**Stated task**
Return all of the data exactly as given.
────────────────────────────────────────
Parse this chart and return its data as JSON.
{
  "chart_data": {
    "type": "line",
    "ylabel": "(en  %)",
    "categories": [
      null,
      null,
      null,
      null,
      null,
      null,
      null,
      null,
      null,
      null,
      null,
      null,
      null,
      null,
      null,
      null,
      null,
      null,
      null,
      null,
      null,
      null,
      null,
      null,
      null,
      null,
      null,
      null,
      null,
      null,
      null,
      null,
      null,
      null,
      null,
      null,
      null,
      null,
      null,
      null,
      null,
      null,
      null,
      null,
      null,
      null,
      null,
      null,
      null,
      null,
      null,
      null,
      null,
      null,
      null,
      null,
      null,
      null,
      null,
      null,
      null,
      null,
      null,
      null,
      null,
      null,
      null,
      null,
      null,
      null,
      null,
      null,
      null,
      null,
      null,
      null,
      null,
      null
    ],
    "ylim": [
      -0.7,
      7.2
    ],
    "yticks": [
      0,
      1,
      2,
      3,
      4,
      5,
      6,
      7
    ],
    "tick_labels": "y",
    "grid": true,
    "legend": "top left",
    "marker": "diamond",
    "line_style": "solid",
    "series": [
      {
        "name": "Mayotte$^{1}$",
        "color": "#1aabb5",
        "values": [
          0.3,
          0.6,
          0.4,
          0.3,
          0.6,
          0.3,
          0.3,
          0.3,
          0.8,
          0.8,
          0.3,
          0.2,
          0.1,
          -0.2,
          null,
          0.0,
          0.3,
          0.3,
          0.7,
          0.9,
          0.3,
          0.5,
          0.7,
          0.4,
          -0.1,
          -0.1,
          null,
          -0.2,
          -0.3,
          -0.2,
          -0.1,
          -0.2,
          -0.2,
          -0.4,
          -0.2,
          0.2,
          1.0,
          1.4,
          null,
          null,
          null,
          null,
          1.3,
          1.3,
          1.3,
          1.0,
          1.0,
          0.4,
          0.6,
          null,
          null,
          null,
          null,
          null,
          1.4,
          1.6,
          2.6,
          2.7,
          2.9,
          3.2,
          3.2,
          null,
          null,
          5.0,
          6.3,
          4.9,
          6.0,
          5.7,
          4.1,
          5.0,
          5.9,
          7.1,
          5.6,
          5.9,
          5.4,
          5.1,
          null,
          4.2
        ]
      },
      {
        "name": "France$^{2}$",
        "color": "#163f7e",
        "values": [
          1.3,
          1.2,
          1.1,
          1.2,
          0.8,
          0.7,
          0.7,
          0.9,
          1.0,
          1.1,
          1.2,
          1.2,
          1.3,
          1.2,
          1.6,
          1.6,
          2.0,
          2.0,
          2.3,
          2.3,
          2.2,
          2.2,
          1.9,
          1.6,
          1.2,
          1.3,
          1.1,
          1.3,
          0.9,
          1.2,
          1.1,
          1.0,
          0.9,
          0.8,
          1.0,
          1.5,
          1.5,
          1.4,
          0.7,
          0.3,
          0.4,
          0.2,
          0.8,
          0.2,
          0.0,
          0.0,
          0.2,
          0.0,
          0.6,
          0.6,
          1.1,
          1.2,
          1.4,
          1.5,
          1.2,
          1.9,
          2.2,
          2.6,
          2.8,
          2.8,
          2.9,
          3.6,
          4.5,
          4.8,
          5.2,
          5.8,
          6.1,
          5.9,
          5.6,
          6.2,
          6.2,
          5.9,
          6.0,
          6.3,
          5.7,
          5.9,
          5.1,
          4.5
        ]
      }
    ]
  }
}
────────────────────────────────────────
**Written answer**
Parse this chart and return its data as JSON.
{
  "chart_data": {
    "type": "line",
    "ylabel": "(en  %)",
    "categories": [
      null,
      null,
      null,
      null,
      null,
      null,
      null,
      null,
      null,
      null,
      null,
      null,
      null,
      null,
      null,
      null,
      null,
      null,
      null,
      null,
      null,
      null,
      null,
      null,
      null,
      null,
      null,
      null,
      null,
      null,
      null,
      null,
      null,
      null,
      null,
      null,
      null,
      null,
      null,
      null,
      null,
      null,
      null,
      null,
      null,
      null,
      null,
      null,
      null,
      null,
      null,
      null,
      null,
      null,
      null,
      null,
      null,
      null,
      null,
      null,
      null,
      null,
      null,
      null,
      null,
      null,
      null,
      null,
      null,
      null,
      null,
      null,
      null,
      null,
      null,
      null,
      null,
      null
    ],
    "ylim": [
      -0.7,
      7.2
    ],
    "yticks": [
      0,
      1,
      2,
      3,
      4,
      5,
      6,
      7
    ],
    "tick_labels": "y",
    "grid": true,
    "legend": "top left",
    "marker": "diamond",
    "line_style": "solid",
    "series": [
      {
        "name": "Mayotte$^{1}$",
        "color": "#1aabb5",
        "values": [
          0.3,
          0.6,
          0.4,
          0.3,
          0.6,
          0.3,
          0.3,
          0.3,
          0.8,
          0.8,
          0.3,
          0.2,
          0.1,
          -0.2,
          null,
          0.0,
          0.3,
          0.3,
          0.7,
          0.9,
          0.3,
          0.5,
          0.7,
          0.4,
          -0.1,
          -0.1,
          null,
          -0.2,
          -0.3,
          -0.2,
          -0.1,
          -0.2,
          -0.2,
          -0.4,
          -0.2,
          0.2,
          1.0,
          1.4,
          null,
          null,
          null,
          null,
          1.3,
          1.3,
          1.3,
          1.0,
          1.0,
          0.4,
          0.6,
          null,
          null,
          null,
          null,
          null,
          1.4,
          1.6,
          2.6,
          2.7,
          2.9,
          3.2,
          3.2,
          null,
          null,
          5.0,
          6.3,
          4.9,
          6.0,
          5.7,
          4.1,
          5.0,
          5.9,
          7.1,
          5.6,
          5.9,
          5.4,
          5.1,
          null,
          4.2
        ]
      },
      {
        "name": "France$^{2}$",
        "color": "#163f7e",
        "values": [
          1.3,
          1.2,
          1.1,
          1.2,
          0.8,
          0.7,
          0.7,
          0.9,
          1.0,
          1.1,
          1.2,
          1.2,
          1.3,
          1.2,
          1.6,
          1.6,
          2.0,
          2.0,
          2.3,
          2.3,
          2.2,
          2.2,
          1.9,
          1.6,
          1.2,
          1.3,
          1.1,
          1.3,
          0.9,
          1.2,
          1.1,
          1.0,
          0.9,
          0.8,
          1.0,
          1.5,
          1.5,
          1.4,
          0.7,
          0.3,
          0.4,
          0.2,
          0.8,
          0.2,
          0.0,
          0.0,
          0.2,
          0.0,
          0.6,
          0.6,
          1.1,
          1.2,
          1.4,
          1.5,
          1.2,
          1.9,
          2.2,
          2.6,
          2.8,
          2.8,
          2.9,
          3.6,
          4.5,
          4.8,
          5.2,
          5.8,
          6.1,
          5.9,
          5.6,
          6.2,
          6.2,
          5.9,
          6.0,
          6.3,
          5.7,
          5.9,
          5.1,
          4.5
        ]
      }
    ]
  }
}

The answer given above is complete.